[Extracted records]
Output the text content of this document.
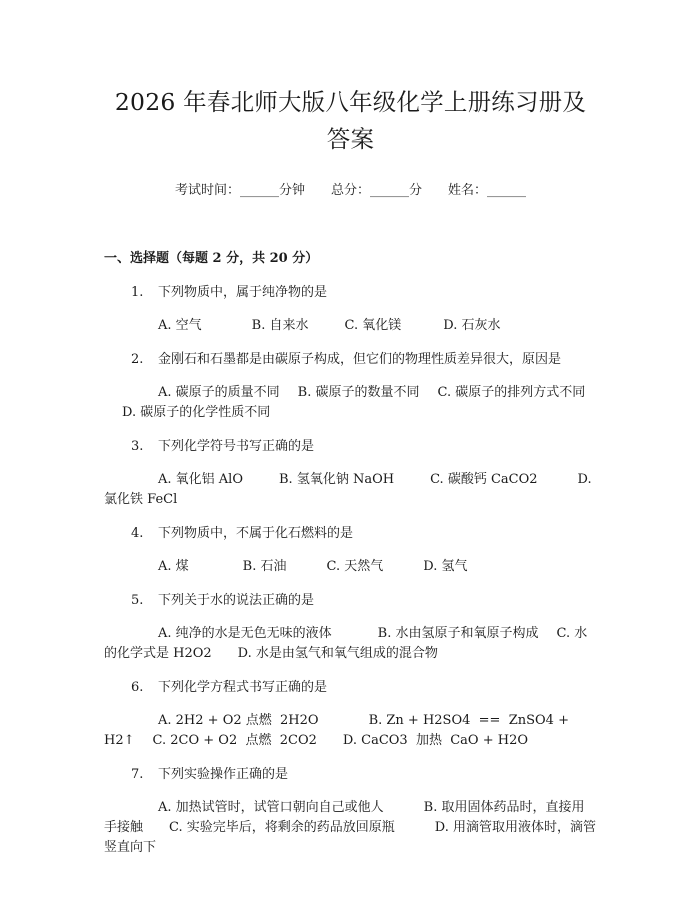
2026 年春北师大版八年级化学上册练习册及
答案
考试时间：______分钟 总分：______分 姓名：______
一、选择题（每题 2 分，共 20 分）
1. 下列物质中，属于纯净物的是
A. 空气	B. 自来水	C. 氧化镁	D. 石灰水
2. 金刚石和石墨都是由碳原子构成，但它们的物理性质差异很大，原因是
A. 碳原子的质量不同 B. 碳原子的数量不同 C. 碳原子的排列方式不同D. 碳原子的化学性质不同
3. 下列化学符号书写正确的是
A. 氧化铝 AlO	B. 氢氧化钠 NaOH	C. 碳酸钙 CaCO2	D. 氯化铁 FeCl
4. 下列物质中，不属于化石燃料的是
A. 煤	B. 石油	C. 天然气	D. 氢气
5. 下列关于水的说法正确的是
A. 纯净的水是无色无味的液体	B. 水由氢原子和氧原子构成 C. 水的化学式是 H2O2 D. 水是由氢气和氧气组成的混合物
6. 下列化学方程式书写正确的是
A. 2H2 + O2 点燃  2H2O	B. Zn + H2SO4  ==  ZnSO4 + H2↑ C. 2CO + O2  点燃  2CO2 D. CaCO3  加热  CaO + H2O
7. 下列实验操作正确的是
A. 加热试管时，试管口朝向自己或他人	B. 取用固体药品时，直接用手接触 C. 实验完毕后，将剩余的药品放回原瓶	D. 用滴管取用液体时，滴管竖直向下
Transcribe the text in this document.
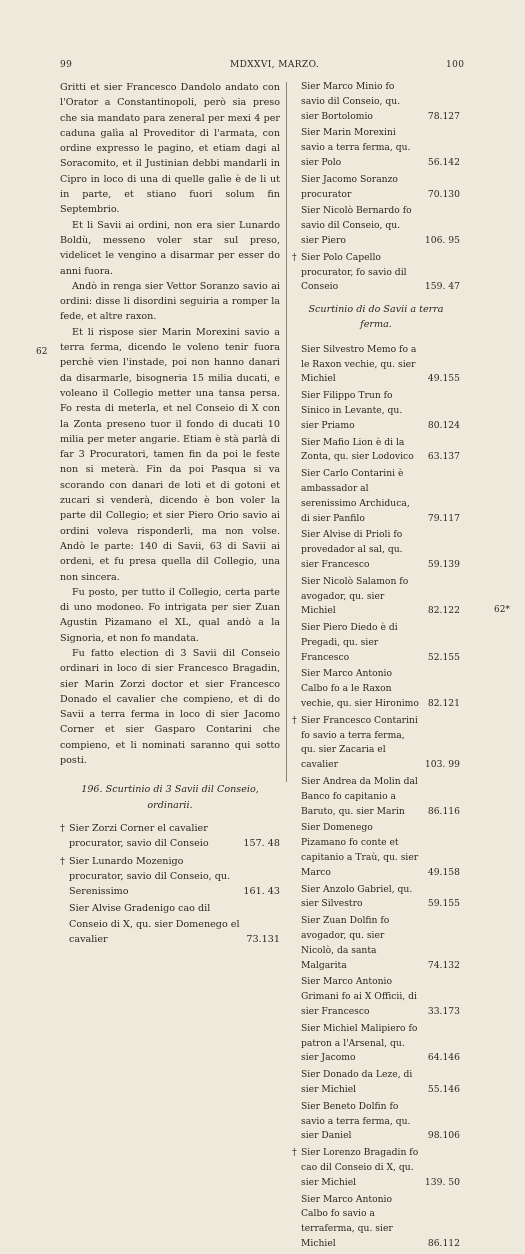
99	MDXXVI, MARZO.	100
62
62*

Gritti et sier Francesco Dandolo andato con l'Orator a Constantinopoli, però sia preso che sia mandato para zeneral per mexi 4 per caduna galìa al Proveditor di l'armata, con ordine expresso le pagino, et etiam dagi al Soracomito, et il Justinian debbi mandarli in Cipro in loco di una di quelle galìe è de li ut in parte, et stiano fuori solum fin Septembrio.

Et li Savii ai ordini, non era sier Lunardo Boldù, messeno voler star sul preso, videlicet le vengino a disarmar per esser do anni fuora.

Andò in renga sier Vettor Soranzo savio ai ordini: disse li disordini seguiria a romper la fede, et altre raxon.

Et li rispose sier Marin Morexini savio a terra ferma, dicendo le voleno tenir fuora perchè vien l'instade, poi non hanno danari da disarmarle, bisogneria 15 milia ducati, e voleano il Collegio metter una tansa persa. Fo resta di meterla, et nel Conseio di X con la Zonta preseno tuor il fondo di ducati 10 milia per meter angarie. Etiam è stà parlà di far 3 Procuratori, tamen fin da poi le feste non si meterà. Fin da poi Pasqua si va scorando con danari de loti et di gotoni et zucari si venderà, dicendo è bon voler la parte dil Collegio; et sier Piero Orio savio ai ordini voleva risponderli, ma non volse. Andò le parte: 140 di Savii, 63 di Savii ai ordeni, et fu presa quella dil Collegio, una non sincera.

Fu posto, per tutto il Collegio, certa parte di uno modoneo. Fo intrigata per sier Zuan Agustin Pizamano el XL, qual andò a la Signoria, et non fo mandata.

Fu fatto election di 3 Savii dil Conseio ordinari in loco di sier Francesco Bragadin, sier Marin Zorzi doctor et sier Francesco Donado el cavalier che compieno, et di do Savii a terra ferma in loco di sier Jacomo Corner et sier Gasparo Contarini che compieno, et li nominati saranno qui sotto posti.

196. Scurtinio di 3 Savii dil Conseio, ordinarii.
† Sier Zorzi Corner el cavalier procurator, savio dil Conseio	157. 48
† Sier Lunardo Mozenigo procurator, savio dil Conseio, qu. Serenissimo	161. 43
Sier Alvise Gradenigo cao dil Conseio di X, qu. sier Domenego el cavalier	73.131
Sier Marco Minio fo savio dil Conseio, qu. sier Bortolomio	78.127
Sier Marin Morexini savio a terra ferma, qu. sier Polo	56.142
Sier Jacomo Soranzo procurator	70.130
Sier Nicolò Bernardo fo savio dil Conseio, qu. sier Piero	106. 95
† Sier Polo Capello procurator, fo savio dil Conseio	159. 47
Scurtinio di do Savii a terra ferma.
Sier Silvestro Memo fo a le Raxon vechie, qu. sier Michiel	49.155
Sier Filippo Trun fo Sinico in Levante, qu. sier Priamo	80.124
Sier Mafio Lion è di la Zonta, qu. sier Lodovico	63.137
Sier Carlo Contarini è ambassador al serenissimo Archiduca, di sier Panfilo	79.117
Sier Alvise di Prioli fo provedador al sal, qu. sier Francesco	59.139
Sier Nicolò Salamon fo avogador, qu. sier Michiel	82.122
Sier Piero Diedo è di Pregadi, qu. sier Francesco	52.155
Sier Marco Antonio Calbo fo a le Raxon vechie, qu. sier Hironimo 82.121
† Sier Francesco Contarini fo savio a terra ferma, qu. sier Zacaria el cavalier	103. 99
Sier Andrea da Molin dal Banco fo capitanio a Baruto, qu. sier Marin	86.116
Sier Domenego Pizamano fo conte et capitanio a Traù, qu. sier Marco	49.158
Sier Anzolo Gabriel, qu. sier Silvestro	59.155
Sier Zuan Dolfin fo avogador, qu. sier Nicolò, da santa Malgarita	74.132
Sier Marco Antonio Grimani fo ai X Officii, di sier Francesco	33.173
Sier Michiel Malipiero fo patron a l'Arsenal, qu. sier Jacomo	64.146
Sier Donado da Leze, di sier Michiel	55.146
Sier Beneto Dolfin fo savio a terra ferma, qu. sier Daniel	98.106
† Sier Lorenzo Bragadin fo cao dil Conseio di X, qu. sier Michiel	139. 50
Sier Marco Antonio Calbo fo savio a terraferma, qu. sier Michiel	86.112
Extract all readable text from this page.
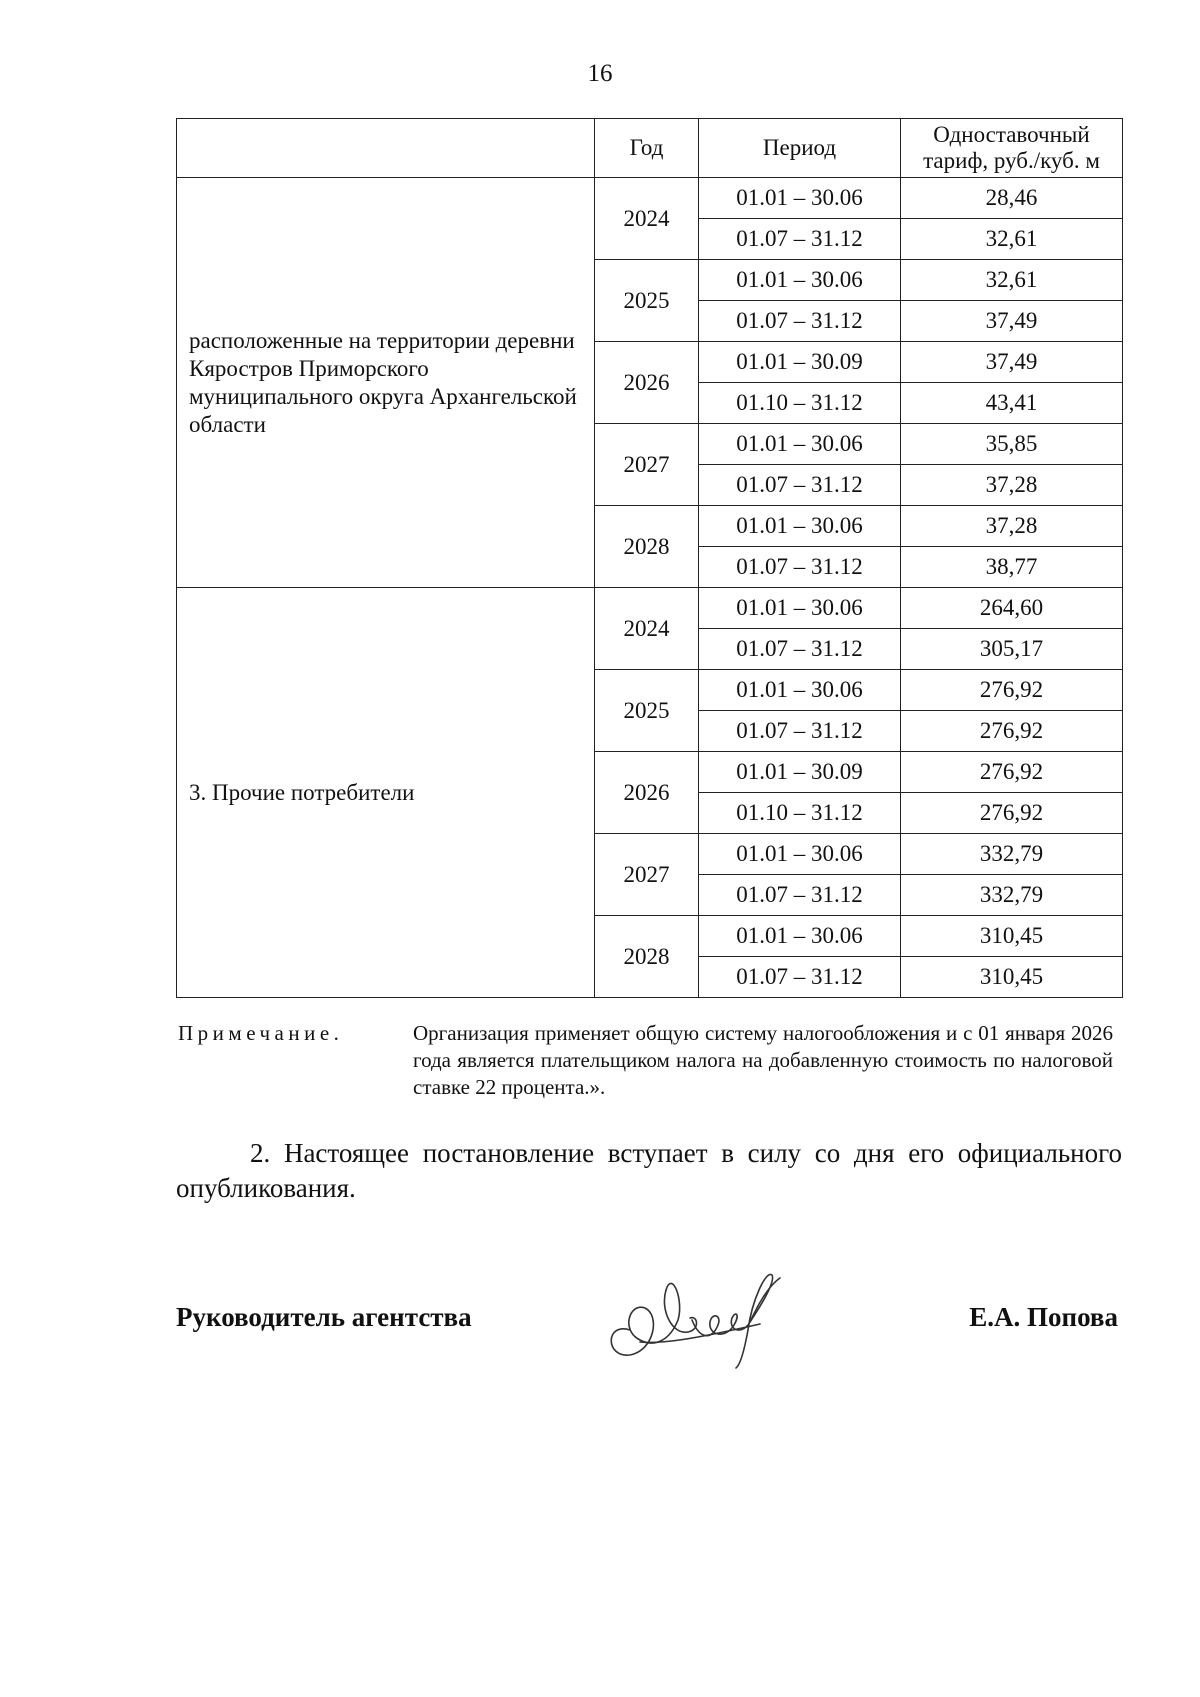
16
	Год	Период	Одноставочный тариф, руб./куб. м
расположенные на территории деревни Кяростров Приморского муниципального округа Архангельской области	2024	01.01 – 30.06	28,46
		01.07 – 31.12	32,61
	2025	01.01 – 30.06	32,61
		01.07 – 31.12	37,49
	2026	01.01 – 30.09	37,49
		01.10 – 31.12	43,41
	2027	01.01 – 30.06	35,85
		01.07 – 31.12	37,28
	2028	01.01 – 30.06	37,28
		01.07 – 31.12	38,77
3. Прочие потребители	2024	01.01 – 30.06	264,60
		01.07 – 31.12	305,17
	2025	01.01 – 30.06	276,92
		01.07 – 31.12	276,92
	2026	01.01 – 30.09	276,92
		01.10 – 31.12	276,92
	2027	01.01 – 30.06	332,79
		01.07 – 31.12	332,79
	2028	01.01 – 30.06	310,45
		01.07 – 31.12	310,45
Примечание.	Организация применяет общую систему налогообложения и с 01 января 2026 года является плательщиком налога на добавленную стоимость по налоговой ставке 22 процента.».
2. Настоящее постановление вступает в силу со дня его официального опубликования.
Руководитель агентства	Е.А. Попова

Your goal -
Please transcribe the material above exactly as written. Leave the pictures out.

Exercise solution -
Output the text content of this document.
2026 年春北师大版八年级化学上册练习册及
答案
考试时间：______分钟 总分：______分 姓名：______
一、选择题（每题 2 分，共 20 分）
1. 下列物质中，属于纯净物的是
A. 空气	B. 自来水	C. 氧化镁	D. 石灰水
2. 金刚石和石墨都是由碳原子构成，但它们的物理性质差异很大，原因是
A. 碳原子的质量不同 B. 碳原子的数量不同 C. 碳原子的排列方式不同D. 碳原子的化学性质不同
3. 下列化学符号书写正确的是
A. 氧化铝 AlO	B. 氢氧化钠 NaOH	C. 碳酸钙 CaCO2	D. 氯化铁 FeCl
4. 下列物质中，不属于化石燃料的是
A. 煤	B. 石油	C. 天然气	D. 氢气
5. 下列关于水的说法正确的是
A. 纯净的水是无色无味的液体	B. 水由氢原子和氧原子构成 C. 水的化学式是 H2O2 D. 水是由氢气和氧气组成的混合物
6. 下列化学方程式书写正确的是
A. 2H2 + O2 点燃  2H2O	B. Zn + H2SO4  ==  ZnSO4 + H2↑ C. 2CO + O2  点燃  2CO2 D. CaCO3  加热  CaO + H2O
7. 下列实验操作正确的是
A. 加热试管时，试管口朝向自己或他人	B. 取用固体药品时，直接用手接触 C. 实验完毕后，将剩余的药品放回原瓶	D. 用滴管取用液体时，滴管竖直向下
Transcribe the text in this document.
99	MDXXVI, MARZO.	100
62
62*

Gritti et sier Francesco Dandolo andato con l'Orator a Constantinopoli, però sia preso che sia mandato para zeneral per mexi 4 per caduna galìa al Proveditor di l'armata, con ordine expresso le pagino, et etiam dagi al Soracomito, et il Justinian debbi mandarli in Cipro in loco di una di quelle galìe è de li ut in parte, et stiano fuori solum fin Septembrio.

Et li Savii ai ordini, non era sier Lunardo Boldù, messeno voler star sul preso, videlicet le vengino a disarmar per esser do anni fuora.

Andò in renga sier Vettor Soranzo savio ai ordini: disse li disordini seguiria a romper la fede, et altre raxon.

Et li rispose sier Marin Morexini savio a terra ferma, dicendo le voleno tenir fuora perchè vien l'instade, poi non hanno danari da disarmarle, bisogneria 15 milia ducati, e voleano il Collegio metter una tansa persa. Fo resta di meterla, et nel Conseio di X con la Zonta preseno tuor il fondo di ducati 10 milia per meter angarie. Etiam è stà parlà di far 3 Procuratori, tamen fin da poi le feste non si meterà. Fin da poi Pasqua si va scorando con danari de loti et di gotoni et zucari si venderà, dicendo è bon voler la parte dil Collegio; et sier Piero Orio savio ai ordini voleva risponderli, ma non volse. Andò le parte: 140 di Savii, 63 di Savii ai ordeni, et fu presa quella dil Collegio, una non sincera.

Fu posto, per tutto il Collegio, certa parte di uno modoneo. Fo intrigata per sier Zuan Agustin Pizamano el XL, qual andò a la Signoria, et non fo mandata.

Fu fatto election di 3 Savii dil Conseio ordinari in loco di sier Francesco Bragadin, sier Marin Zorzi doctor et sier Francesco Donado el cavalier che compieno, et di do Savii a terra ferma in loco di sier Jacomo Corner et sier Gasparo Contarini che compieno, et li nominati saranno qui sotto posti.

196. Scurtinio di 3 Savii dil Conseio, ordinarii.
† Sier Zorzi Corner el cavalier procurator, savio dil Conseio	157. 48
† Sier Lunardo Mozenigo procurator, savio dil Conseio, qu. Serenissimo	161. 43
Sier Alvise Gradenigo cao dil Conseio di X, qu. sier Domenego el cavalier	73.131
Sier Marco Minio fo savio dil Conseio, qu. sier Bortolomio	78.127
Sier Marin Morexini savio a terra ferma, qu. sier Polo	56.142
Sier Jacomo Soranzo procurator	70.130
Sier Nicolò Bernardo fo savio dil Conseio, qu. sier Piero	106. 95
† Sier Polo Capello procurator, fo savio dil Conseio	159. 47
Scurtinio di do Savii a terra ferma.
Sier Silvestro Memo fo a le Raxon vechie, qu. sier Michiel	49.155
Sier Filippo Trun fo Sinico in Levante, qu. sier Priamo	80.124
Sier Mafio Lion è di la Zonta, qu. sier Lodovico	63.137
Sier Carlo Contarini è ambassador al serenissimo Archiduca, di sier Panfilo	79.117
Sier Alvise di Prioli fo provedador al sal, qu. sier Francesco	59.139
Sier Nicolò Salamon fo avogador, qu. sier Michiel	82.122
Sier Piero Diedo è di Pregadi, qu. sier Francesco	52.155
Sier Marco Antonio Calbo fo a le Raxon vechie, qu. sier Hironimo 82.121
† Sier Francesco Contarini fo savio a terra ferma, qu. sier Zacaria el cavalier	103. 99
Sier Andrea da Molin dal Banco fo capitanio a Baruto, qu. sier Marin	86.116
Sier Domenego Pizamano fo conte et capitanio a Traù, qu. sier Marco	49.158
Sier Anzolo Gabriel, qu. sier Silvestro	59.155
Sier Zuan Dolfin fo avogador, qu. sier Nicolò, da santa Malgarita	74.132
Sier Marco Antonio Grimani fo ai X Officii, di sier Francesco	33.173
Sier Michiel Malipiero fo patron a l'Arsenal, qu. sier Jacomo	64.146
Sier Donado da Leze, di sier Michiel	55.146
Sier Beneto Dolfin fo savio a terra ferma, qu. sier Daniel	98.106
† Sier Lorenzo Bragadin fo cao dil Conseio di X, qu. sier Michiel	139. 50
Sier Marco Antonio Calbo fo savio a terraferma, qu. sier Michiel	86.112
Extract all readable text from this page.
16
	Год	Период	Одноставочный тариф, руб./куб. м
расположенные на территории деревни Кяростров Приморского муниципального округа Архангельской области	2024	01.01 – 30.06	28,46
		01.07 – 31.12	32,61
	2025	01.01 – 30.06	32,61
		01.07 – 31.12	37,49
	2026	01.01 – 30.09	37,49
		01.10 – 31.12	43,41
	2027	01.01 – 30.06	35,85
		01.07 – 31.12	37,28
	2028	01.01 – 30.06	37,28
		01.07 – 31.12	38,77
3. Прочие потребители	2024	01.01 – 30.06	264,60
		01.07 – 31.12	305,17
	2025	01.01 – 30.06	276,92
		01.07 – 31.12	276,92
	2026	01.01 – 30.09	276,92
		01.10 – 31.12	276,92
	2027	01.01 – 30.06	332,79
		01.07 – 31.12	332,79
	2028	01.01 – 30.06	310,45
		01.07 – 31.12	310,45
Примечание.	Организация применяет общую систему налогообложения и с 01 января 2026 года является плательщиком налога на добавленную стоимость по налоговой ставке 22 процента.».
2. Настоящее постановление вступает в силу со дня его официального опубликования.
Руководитель агентства	Е.А. Попова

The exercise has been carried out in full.